So what's the ultimate gain? What's the ultimate profit there? What was the point of that? It won't mean to you anything at that point.
In relation to you, it won't mean anything to them. It's just the sun circling around, the wind returning, the water going forth.
The earth is remaining with this kind of pattern. It's as restless and repetitive as our lives are.
So Qohelet picks up these examples. He's causing us to see the patterns of the earth, the regularity of the earth, in a certain way.
And he says this. This is so helpful. He says, the very regularities of the world which may speak to us on God's behalf of mercies renewed every morning give a very different answer when we look for meaning from them in themselves.
I can look at the patterns of the world, and they can orient and situate my life in a way that I can actually see the hand, the point, the purpose, the destiny of it all.
I can begin to appreciate God's renewing mercies. I can actually delight in and imagine and create in response to the regularity and repetition of the world.
But whenever I stop to find meaning in those things themselves, to identify and situate my life in these passing cycles,
I lose all meaning altogether. I lose all sense of purpose, all sense of value, all sense of proportion as a result of that.
This is why it's futile. This is why it's weariness. It's weary because under the sun, nothing finally satisfies.
Do you feel the burden of the question? Or are you jumping for a quick answer?
It's going to be the challenge that I continually pose before us, but I feel as Christians sometimes we come to verse 3, we feel something of the stark, cold honesty of a question about weariness and toil.
What prophet has a man from all his labor in which he toils under the sun? And like well -trained
Sunday school children, we say, Jesus, or something like that. We haven't actually even heard the question.
We haven't even tried to receive it into our lives. Somehow the answer is God or heaven or Jesus.
And it's like, okay, have you actually allowed any of this to hit your life, to hit you square between the eyes?
It's asking you one of these disarming, vulnerable questions. What prophet does your life have, seeing that it's under the sun?

Provided data:
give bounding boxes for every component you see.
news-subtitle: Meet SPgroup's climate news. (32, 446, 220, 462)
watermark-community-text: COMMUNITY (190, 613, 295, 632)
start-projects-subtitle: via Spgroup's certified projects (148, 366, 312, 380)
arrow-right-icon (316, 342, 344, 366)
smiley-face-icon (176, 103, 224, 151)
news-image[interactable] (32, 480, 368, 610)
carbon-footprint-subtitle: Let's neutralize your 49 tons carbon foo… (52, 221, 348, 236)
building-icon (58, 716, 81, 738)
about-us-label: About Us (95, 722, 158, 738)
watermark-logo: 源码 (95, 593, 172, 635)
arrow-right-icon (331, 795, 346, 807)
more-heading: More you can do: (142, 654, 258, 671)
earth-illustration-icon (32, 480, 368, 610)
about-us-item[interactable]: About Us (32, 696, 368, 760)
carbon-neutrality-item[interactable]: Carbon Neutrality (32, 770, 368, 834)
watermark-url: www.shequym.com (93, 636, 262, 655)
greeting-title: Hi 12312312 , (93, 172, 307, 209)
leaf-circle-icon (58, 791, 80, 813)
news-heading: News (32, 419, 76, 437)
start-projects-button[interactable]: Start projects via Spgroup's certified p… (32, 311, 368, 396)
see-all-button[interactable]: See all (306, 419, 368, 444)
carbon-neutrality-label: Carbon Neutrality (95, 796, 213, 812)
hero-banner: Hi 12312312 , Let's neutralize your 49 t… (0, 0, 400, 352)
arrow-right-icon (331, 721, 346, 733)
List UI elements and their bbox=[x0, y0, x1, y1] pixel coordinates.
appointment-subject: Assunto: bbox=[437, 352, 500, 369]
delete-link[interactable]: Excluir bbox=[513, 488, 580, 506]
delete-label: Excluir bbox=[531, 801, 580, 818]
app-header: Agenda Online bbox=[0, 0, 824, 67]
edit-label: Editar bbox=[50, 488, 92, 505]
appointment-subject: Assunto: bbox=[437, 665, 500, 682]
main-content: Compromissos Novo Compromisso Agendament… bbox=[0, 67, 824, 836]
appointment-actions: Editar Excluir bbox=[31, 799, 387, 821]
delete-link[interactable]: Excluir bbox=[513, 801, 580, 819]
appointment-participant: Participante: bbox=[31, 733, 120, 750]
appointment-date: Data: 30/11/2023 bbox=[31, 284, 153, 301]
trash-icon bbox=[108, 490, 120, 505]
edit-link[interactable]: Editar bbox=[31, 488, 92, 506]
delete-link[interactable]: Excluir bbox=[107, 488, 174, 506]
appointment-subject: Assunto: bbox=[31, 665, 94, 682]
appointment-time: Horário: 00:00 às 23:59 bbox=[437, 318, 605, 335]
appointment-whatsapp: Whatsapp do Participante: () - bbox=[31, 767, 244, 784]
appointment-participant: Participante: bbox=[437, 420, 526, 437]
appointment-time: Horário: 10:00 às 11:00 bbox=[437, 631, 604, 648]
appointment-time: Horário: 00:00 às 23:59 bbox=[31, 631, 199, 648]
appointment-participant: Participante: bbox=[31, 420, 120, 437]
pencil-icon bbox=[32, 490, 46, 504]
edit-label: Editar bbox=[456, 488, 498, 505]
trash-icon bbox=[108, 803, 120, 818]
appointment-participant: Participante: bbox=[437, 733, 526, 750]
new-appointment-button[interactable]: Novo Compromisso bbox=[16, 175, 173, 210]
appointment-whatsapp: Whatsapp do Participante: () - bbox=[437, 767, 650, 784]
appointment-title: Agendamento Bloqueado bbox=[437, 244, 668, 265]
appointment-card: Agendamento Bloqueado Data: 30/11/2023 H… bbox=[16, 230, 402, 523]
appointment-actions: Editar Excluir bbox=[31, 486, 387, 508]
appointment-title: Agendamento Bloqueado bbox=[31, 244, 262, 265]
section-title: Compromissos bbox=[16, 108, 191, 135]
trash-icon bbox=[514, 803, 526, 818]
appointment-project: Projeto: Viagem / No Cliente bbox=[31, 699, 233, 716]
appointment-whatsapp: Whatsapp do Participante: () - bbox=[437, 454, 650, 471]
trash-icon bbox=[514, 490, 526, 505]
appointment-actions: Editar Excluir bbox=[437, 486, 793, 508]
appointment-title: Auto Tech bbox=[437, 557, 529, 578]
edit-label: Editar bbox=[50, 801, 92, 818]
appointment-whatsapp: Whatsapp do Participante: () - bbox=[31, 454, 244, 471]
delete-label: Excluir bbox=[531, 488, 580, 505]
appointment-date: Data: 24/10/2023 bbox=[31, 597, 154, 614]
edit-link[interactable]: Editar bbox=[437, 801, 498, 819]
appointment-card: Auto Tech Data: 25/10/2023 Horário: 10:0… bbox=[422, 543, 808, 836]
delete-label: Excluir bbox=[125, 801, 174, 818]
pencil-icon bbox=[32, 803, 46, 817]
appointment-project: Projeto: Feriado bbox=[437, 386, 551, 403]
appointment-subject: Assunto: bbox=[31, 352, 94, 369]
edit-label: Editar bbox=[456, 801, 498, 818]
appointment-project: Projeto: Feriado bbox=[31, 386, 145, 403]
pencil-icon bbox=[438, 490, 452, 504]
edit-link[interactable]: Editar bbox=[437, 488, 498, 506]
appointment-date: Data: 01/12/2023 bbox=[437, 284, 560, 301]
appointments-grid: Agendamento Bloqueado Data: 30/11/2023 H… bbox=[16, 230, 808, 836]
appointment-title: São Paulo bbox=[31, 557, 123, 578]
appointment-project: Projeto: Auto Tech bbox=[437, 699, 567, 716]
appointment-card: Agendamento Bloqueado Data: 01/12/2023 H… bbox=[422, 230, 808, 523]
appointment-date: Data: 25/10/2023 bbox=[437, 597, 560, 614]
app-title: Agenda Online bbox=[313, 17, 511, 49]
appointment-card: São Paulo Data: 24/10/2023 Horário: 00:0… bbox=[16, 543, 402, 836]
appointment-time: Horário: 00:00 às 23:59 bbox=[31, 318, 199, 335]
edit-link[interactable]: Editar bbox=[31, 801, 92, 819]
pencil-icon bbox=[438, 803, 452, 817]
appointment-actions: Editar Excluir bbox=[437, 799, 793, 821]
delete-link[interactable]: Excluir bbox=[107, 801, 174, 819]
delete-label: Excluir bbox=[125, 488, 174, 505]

Exercise instructions: In the sermon excerpt, what reason is given for why it's weary? Please rely only on the sermon excerpt, not the rows, for what comes next.

The completed task: It's weary because under the sun, nothing finally satisfies.